> The input
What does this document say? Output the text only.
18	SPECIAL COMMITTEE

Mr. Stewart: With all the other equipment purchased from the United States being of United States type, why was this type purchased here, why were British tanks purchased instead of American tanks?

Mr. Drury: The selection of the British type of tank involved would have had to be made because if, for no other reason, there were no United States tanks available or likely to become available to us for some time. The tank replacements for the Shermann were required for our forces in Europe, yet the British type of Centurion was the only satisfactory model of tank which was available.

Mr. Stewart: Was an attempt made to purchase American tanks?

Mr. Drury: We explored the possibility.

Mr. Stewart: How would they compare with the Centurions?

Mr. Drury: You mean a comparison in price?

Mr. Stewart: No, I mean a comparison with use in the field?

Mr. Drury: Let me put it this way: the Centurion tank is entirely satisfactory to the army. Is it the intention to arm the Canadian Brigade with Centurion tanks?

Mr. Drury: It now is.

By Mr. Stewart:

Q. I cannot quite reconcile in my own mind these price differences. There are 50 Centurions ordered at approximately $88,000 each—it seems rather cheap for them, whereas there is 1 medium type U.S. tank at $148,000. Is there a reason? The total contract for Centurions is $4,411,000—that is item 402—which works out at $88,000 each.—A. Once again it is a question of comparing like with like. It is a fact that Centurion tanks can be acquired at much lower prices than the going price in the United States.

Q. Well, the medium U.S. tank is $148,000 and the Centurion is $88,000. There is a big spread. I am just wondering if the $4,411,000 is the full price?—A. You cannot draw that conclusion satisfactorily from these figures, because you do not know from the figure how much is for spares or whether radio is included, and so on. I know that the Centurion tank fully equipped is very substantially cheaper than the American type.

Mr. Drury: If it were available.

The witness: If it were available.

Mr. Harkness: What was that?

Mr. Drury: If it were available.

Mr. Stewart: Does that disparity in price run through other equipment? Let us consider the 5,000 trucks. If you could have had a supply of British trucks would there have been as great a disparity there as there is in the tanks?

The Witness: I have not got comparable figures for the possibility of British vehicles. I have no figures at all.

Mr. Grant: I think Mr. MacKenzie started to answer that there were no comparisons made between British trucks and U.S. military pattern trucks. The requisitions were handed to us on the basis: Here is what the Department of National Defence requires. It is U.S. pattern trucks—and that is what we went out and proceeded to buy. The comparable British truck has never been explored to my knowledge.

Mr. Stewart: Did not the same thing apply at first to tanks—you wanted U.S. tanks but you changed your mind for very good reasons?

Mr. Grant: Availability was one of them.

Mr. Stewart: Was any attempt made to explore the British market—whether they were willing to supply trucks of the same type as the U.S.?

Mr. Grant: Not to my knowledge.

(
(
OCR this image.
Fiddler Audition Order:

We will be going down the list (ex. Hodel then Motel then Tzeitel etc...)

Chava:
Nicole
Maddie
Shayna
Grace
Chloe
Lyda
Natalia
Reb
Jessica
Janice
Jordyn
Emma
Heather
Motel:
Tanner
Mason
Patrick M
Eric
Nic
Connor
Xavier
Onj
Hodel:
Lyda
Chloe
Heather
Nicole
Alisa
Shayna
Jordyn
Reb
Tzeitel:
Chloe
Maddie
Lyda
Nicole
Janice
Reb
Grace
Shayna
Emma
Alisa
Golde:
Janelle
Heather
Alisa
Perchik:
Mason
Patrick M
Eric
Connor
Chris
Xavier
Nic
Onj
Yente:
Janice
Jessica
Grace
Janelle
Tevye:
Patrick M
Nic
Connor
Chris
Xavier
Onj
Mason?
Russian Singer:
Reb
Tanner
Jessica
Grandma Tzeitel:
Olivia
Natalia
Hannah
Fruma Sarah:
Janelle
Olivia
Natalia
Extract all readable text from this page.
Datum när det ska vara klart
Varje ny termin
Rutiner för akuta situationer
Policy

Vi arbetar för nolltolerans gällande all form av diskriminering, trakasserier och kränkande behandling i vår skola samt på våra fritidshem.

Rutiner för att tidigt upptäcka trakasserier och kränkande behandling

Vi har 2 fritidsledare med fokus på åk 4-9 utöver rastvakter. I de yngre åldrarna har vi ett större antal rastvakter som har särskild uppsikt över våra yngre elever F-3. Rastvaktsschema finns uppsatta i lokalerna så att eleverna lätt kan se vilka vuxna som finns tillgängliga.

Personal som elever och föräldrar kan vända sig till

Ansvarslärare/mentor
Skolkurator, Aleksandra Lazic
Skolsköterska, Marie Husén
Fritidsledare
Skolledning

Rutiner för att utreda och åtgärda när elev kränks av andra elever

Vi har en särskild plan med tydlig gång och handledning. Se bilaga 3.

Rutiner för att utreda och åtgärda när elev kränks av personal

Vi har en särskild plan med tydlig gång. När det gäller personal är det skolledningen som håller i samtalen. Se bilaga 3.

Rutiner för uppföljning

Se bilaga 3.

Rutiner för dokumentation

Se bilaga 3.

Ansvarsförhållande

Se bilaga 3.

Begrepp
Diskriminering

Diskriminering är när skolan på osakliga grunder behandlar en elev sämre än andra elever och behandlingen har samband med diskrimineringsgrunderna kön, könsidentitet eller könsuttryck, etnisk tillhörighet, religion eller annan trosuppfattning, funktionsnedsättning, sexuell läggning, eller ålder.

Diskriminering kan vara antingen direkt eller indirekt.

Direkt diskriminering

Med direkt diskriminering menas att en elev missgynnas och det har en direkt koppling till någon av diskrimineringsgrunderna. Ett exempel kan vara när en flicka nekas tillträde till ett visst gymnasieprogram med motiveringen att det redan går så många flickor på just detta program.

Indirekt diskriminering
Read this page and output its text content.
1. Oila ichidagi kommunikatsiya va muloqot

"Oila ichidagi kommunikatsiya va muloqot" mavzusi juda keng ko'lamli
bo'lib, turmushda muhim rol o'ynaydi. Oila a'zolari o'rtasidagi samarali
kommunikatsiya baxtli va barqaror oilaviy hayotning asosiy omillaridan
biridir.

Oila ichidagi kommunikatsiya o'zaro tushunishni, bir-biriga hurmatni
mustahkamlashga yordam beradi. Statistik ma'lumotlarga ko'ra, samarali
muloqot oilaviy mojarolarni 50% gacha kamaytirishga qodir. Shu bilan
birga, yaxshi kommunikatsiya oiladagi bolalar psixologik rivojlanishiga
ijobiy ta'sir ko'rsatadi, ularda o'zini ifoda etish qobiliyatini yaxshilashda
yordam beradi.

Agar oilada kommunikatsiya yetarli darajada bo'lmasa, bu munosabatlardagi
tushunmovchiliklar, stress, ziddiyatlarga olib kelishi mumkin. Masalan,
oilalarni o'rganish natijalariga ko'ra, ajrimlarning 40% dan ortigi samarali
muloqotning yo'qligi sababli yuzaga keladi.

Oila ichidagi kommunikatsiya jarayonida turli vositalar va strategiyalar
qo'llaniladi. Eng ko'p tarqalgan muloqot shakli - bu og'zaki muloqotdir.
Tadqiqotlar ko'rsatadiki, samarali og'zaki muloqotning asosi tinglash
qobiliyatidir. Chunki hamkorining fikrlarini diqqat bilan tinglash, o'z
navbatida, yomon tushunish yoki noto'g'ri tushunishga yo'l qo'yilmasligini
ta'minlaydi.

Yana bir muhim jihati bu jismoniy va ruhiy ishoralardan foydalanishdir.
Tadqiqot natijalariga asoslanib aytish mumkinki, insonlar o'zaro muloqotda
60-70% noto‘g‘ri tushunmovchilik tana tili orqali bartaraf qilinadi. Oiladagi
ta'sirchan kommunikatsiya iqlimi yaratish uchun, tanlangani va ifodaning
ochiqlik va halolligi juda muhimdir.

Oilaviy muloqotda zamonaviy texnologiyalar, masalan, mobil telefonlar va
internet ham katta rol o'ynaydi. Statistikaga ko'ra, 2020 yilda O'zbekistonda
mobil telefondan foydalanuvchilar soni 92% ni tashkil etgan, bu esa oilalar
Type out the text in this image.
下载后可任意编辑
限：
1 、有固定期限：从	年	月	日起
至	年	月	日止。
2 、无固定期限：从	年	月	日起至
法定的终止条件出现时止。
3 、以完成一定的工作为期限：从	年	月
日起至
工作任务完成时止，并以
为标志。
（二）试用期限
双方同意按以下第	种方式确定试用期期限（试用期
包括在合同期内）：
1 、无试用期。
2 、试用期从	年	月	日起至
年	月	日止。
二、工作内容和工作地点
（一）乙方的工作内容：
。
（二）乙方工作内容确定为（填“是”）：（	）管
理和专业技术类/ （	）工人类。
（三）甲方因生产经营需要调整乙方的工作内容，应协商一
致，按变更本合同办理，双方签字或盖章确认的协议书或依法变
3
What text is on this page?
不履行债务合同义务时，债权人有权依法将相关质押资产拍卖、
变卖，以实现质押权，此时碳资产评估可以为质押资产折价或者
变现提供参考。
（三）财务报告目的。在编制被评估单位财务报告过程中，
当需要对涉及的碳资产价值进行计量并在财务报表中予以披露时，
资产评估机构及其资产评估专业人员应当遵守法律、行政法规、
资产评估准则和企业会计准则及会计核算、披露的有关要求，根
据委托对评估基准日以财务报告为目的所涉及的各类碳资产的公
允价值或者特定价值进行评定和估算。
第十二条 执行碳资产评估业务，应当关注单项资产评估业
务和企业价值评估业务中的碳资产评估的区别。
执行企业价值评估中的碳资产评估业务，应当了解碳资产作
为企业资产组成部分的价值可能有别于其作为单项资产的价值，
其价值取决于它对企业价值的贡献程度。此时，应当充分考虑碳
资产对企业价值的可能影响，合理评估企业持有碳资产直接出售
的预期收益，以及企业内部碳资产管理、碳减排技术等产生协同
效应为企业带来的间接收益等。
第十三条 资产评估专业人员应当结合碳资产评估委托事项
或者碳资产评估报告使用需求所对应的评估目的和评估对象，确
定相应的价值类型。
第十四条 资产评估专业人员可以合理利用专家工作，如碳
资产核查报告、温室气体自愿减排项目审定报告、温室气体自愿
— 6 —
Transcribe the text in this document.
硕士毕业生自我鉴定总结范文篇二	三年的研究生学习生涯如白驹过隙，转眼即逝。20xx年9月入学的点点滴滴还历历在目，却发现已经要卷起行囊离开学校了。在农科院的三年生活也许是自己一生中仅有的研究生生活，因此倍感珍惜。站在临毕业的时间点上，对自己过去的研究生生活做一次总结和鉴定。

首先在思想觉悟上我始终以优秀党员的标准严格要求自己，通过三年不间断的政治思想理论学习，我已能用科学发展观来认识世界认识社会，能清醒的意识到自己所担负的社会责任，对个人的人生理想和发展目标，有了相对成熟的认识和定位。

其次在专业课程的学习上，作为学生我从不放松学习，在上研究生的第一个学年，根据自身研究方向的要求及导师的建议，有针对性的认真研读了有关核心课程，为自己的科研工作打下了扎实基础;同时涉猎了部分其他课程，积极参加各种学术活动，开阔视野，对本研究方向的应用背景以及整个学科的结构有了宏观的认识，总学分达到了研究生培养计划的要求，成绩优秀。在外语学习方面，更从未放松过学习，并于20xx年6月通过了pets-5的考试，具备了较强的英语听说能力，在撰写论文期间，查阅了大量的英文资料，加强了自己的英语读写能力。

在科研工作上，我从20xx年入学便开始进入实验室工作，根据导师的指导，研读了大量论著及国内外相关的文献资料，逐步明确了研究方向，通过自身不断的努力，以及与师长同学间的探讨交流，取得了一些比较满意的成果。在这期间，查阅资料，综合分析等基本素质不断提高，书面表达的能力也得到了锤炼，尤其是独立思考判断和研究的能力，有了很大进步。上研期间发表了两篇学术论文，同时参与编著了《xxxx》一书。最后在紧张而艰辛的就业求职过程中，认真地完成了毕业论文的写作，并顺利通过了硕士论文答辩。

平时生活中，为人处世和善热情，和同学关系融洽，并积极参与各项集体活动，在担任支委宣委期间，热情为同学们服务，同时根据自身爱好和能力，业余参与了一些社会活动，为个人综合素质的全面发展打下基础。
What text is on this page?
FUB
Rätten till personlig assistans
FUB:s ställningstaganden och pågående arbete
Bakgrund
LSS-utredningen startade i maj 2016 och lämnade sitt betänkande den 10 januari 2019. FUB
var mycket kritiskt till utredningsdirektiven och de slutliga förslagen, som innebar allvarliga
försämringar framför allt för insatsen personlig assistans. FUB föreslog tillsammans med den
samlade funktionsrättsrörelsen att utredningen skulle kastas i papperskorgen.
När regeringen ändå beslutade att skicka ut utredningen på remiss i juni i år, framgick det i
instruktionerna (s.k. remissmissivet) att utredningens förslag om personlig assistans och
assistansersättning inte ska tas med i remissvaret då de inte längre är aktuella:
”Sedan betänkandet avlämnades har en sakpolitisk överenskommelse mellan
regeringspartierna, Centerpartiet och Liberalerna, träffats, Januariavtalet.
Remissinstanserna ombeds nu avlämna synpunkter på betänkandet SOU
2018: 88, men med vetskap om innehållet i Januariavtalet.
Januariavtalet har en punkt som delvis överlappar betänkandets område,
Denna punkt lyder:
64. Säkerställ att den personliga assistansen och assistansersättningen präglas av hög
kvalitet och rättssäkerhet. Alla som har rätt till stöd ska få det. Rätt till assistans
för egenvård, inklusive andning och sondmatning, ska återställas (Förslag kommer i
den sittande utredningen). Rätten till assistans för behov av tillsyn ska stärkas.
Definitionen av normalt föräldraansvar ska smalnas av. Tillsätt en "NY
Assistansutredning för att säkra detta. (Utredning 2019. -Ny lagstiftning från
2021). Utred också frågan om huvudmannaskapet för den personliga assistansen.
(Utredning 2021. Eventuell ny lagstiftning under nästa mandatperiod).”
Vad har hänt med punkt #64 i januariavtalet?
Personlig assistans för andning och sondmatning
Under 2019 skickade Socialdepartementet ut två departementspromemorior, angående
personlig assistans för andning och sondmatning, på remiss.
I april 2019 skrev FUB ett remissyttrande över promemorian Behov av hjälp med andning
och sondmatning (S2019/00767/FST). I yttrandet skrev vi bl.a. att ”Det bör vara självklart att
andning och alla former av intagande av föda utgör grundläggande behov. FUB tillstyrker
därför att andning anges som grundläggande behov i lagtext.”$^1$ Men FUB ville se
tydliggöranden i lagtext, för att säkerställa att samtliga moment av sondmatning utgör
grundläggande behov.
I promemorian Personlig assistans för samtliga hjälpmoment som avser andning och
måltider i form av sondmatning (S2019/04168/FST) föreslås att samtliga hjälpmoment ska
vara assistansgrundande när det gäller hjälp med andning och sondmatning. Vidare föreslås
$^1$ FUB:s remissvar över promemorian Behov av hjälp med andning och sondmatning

> Task to carry out
In the data above, how many lines contain the string "hjälpmoment"? Answer with the number only.

> Full solution
2